Required task>
Copy every record exactly, and keep the pictures out.
## Begin Records for processing
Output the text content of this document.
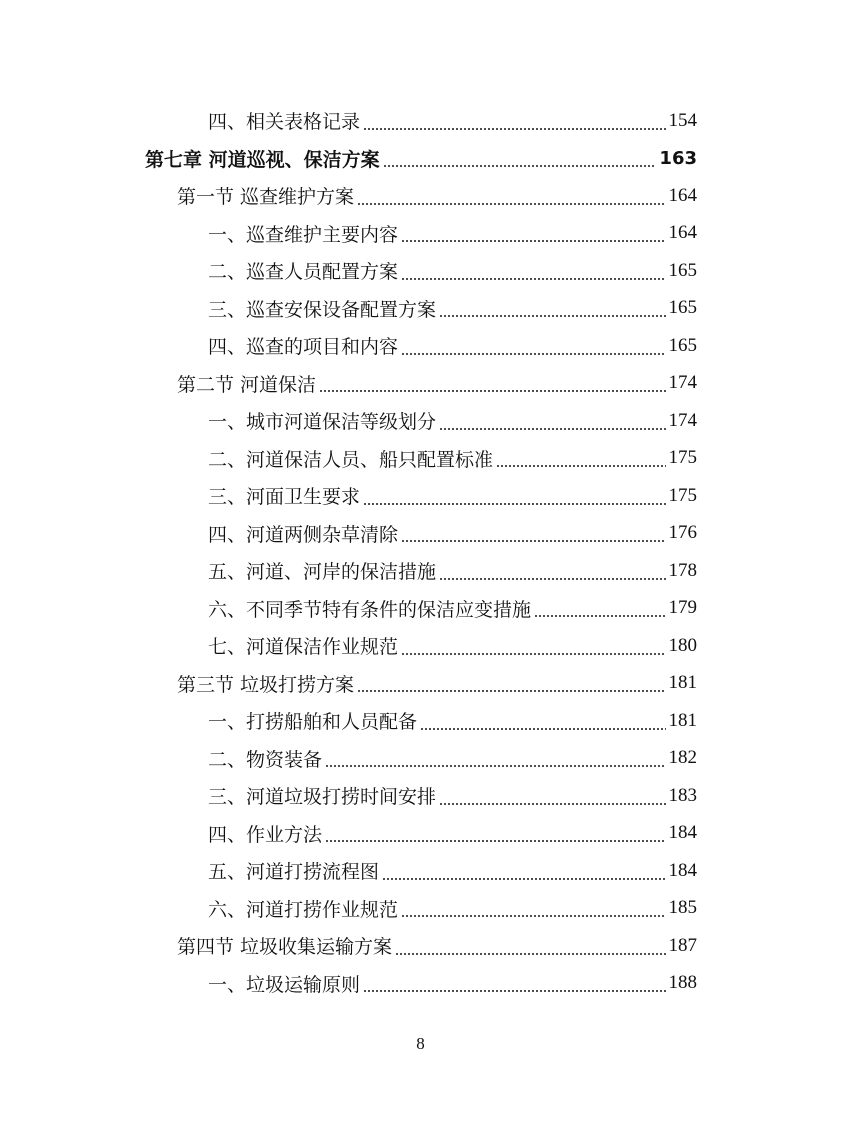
四、相关表格记录	154
第七章 河道巡视、保洁方案	163
第一节 巡查维护方案	164
一、巡查维护主要内容	164
二、巡查人员配置方案	165
三、巡查安保设备配置方案	165
四、巡查的项目和内容	165
第二节 河道保洁	174
一、城市河道保洁等级划分	174
二、河道保洁人员、船只配置标准	175
三、河面卫生要求	175
四、河道两侧杂草清除	176
五、河道、河岸的保洁措施	178
六、不同季节特有条件的保洁应变措施	179
七、河道保洁作业规范	180
第三节 垃圾打捞方案	181
一、打捞船舶和人员配备	181
二、物资装备	182
三、河道垃圾打捞时间安排	183
四、作业方法	184
五、河道打捞流程图	184
六、河道打捞作业规范	185
第四节 垃圾收集运输方案	187
一、垃圾运输原则	188
8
## End Records for processing
Correct answer>
Output the text content of this document.
四、相关表格记录	154
第七章 河道巡视、保洁方案	163
第一节 巡查维护方案	164
一、巡查维护主要内容	164
二、巡查人员配置方案	165
三、巡查安保设备配置方案	165
四、巡查的项目和内容	165
第二节 河道保洁	174
一、城市河道保洁等级划分	174
二、河道保洁人员、船只配置标准	175
三、河面卫生要求	175
四、河道两侧杂草清除	176
五、河道、河岸的保洁措施	178
六、不同季节特有条件的保洁应变措施	179
七、河道保洁作业规范	180
第三节 垃圾打捞方案	181
一、打捞船舶和人员配备	181
二、物资装备	182
三、河道垃圾打捞时间安排	183
四、作业方法	184
五、河道打捞流程图	184
六、河道打捞作业规范	185
第四节 垃圾收集运输方案	187
一、垃圾运输原则	188
8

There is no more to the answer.